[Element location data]
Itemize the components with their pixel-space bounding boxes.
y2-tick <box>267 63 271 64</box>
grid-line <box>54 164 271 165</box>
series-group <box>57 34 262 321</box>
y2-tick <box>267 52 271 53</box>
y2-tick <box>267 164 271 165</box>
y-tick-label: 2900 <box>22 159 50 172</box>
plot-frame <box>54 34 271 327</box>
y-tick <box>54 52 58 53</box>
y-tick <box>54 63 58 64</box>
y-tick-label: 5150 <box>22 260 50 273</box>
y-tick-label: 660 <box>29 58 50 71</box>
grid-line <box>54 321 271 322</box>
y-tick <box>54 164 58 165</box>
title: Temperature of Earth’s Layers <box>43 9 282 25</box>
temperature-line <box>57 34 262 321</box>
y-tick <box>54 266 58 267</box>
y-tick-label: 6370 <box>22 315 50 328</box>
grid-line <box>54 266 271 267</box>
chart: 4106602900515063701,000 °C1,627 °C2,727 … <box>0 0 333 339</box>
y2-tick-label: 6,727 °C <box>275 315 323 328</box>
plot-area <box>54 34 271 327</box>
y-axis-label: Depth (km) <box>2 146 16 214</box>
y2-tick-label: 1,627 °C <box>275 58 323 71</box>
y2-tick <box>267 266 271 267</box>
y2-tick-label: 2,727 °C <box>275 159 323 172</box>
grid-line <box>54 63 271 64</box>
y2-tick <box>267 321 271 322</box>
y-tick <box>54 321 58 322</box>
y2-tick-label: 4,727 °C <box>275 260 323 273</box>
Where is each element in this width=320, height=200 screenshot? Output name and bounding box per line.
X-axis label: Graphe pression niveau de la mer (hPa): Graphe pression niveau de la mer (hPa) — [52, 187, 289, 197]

§ THE PROBLEM:
Reproduce all of the rows above, replacing each occurrence of "grid-line" with "reference-line" and leaving everything else unchanged.

§ EXERCISE ANSWER:
Itemize the components with their pixel-space bounding boxes.
y2-tick <box>267 63 271 64</box>
reference-line <box>54 164 271 165</box>
series-group <box>57 34 262 321</box>
y2-tick <box>267 52 271 53</box>
y2-tick <box>267 164 271 165</box>
y-tick-label: 2900 <box>22 159 50 172</box>
plot-frame <box>54 34 271 327</box>
y-tick <box>54 52 58 53</box>
y-tick <box>54 63 58 64</box>
y-tick-label: 5150 <box>22 260 50 273</box>
y-tick-label: 660 <box>29 58 50 71</box>
reference-line <box>54 321 271 322</box>
y-tick <box>54 164 58 165</box>
title: Temperature of Earth’s Layers <box>43 9 282 25</box>
temperature-line <box>57 34 262 321</box>
y-tick <box>54 266 58 267</box>
y-tick-label: 6370 <box>22 315 50 328</box>
reference-line <box>54 266 271 267</box>
chart: 4106602900515063701,000 °C1,627 °C2,727 … <box>0 0 333 339</box>
y2-tick-label: 6,727 °C <box>275 315 323 328</box>
plot-area <box>54 34 271 327</box>
y-axis-label: Depth (km) <box>2 146 16 214</box>
y2-tick-label: 1,627 °C <box>275 58 323 71</box>
y2-tick <box>267 266 271 267</box>
y2-tick-label: 2,727 °C <box>275 159 323 172</box>
reference-line <box>54 63 271 64</box>
y2-tick <box>267 321 271 322</box>
y-tick <box>54 321 58 322</box>
y2-tick-label: 4,727 °C <box>275 260 323 273</box>
Where is each element in this width=320, height=200 screenshot? Output name and bounding box per line.
X-axis label: Graphe pression niveau de la mer (hPa): Graphe pression niveau de la mer (hPa) — [52, 187, 289, 197]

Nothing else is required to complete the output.